Required task
For the entries that follow, tally the lines holding the string "собственного". Give the total and nothing else.

Dataset items
-=-=-

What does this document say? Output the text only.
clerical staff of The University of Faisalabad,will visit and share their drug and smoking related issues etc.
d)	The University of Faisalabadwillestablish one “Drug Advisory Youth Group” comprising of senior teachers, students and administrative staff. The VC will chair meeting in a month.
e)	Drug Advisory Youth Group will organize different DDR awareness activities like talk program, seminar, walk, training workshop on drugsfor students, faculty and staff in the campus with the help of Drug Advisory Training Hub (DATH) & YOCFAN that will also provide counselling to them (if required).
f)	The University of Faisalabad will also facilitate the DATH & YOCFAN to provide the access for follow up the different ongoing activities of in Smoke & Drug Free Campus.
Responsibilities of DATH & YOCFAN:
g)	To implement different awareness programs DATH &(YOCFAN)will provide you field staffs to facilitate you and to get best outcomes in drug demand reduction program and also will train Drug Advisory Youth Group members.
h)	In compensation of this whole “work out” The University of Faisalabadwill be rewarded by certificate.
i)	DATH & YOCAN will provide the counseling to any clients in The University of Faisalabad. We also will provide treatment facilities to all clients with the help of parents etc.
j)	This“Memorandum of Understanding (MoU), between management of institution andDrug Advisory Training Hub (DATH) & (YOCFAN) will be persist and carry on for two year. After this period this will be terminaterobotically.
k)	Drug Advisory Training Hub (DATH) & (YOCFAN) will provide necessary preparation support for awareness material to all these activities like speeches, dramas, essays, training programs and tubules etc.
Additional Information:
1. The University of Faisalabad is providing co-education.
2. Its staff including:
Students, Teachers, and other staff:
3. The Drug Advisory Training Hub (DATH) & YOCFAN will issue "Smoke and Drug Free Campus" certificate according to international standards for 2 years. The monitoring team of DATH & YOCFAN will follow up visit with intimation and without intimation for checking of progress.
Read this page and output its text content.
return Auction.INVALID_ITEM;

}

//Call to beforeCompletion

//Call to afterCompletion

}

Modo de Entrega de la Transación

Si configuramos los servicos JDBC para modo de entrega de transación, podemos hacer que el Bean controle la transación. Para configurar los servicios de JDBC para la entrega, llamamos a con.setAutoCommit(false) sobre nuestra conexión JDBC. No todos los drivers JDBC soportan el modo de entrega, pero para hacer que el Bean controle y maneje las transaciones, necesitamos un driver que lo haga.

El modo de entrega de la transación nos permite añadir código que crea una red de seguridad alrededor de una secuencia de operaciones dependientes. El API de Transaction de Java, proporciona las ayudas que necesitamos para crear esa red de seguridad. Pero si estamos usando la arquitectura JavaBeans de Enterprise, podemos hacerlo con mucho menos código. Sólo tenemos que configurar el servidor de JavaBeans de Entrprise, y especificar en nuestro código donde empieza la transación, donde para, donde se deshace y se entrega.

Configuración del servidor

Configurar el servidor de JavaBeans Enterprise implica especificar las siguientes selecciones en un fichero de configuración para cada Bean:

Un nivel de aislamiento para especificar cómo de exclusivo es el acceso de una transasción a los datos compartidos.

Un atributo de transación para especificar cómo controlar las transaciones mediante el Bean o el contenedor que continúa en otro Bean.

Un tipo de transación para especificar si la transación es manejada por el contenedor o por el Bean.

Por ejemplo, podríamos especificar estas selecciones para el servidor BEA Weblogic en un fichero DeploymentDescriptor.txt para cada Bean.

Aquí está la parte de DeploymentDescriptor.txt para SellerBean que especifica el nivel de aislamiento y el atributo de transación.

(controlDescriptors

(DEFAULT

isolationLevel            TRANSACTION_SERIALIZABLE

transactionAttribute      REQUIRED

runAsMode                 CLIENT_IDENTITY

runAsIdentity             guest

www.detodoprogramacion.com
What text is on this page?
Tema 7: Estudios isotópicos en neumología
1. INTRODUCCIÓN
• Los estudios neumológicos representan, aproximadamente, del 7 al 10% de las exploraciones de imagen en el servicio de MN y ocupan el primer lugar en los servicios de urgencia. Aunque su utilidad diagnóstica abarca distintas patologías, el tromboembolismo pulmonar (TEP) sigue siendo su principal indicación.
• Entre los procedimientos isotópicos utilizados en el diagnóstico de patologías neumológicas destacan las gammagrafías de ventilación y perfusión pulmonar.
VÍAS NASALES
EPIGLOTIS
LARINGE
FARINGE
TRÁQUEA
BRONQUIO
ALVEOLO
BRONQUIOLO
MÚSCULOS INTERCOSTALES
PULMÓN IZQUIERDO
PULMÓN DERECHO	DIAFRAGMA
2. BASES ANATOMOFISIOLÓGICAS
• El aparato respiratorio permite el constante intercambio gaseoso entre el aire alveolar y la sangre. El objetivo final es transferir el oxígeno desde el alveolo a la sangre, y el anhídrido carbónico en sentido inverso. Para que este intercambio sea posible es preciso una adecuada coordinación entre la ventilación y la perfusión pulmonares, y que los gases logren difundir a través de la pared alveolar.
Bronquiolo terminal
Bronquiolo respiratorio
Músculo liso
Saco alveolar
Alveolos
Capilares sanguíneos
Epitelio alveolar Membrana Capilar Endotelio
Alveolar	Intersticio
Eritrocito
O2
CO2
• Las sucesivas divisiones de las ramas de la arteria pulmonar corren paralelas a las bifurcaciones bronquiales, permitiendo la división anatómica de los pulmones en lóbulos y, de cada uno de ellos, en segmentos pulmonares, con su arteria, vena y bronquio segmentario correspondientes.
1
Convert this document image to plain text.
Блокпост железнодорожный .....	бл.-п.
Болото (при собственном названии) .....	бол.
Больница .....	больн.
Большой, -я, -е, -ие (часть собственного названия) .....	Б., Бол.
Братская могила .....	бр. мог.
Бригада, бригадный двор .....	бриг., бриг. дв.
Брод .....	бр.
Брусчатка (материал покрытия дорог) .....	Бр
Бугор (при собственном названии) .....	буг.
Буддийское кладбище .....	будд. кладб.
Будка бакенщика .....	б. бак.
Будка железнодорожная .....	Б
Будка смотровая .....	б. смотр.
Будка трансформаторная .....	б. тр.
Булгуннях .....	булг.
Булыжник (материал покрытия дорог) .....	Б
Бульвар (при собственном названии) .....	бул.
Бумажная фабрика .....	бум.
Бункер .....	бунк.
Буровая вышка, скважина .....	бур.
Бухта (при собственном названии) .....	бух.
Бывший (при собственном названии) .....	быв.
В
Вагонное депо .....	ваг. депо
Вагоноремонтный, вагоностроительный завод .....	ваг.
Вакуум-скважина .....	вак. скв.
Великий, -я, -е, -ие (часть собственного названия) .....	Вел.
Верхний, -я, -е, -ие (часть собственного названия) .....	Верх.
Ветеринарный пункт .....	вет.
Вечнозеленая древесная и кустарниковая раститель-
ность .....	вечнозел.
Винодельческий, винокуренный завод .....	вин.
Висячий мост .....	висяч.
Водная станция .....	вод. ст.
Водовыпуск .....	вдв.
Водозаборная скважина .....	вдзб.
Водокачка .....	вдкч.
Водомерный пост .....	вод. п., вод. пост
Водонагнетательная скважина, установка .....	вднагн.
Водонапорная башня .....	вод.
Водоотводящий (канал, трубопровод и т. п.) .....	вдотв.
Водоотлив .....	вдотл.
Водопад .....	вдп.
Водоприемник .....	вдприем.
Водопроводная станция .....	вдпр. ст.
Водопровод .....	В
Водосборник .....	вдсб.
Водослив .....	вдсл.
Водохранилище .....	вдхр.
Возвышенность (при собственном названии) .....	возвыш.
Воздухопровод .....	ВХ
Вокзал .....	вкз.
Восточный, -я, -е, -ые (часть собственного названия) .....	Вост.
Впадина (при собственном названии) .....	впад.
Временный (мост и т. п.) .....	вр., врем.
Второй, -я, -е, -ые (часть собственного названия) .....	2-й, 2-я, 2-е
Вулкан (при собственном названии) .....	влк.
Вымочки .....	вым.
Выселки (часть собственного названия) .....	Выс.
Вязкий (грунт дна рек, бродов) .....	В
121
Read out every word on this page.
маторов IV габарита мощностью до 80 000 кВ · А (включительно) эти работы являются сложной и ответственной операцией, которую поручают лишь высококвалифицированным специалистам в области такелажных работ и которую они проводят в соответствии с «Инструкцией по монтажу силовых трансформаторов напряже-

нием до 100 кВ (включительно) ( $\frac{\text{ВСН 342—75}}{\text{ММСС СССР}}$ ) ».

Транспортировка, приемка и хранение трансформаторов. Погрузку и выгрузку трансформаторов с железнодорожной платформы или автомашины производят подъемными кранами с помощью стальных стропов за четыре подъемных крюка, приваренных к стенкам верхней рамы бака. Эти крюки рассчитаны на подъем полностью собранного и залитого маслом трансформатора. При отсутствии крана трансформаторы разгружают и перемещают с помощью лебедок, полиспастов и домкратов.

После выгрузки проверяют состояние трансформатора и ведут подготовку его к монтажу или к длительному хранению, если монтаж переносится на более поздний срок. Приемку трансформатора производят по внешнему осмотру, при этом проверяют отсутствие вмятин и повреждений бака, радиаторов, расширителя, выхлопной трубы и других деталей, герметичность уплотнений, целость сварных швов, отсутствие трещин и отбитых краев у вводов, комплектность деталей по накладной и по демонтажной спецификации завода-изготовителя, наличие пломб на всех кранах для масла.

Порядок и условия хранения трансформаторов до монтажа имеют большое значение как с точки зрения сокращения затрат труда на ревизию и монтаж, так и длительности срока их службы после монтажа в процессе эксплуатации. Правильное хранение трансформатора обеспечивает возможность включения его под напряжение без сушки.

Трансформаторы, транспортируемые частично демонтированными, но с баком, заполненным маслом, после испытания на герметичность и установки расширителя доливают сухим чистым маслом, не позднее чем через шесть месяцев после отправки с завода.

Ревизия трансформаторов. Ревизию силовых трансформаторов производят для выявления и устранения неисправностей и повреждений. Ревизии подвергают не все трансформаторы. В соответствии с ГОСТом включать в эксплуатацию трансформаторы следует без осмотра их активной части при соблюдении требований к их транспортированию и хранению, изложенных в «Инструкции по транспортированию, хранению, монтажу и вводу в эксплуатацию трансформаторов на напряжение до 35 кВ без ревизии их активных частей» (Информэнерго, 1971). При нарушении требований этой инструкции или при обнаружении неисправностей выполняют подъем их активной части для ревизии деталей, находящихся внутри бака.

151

-=-=-

Written answer
6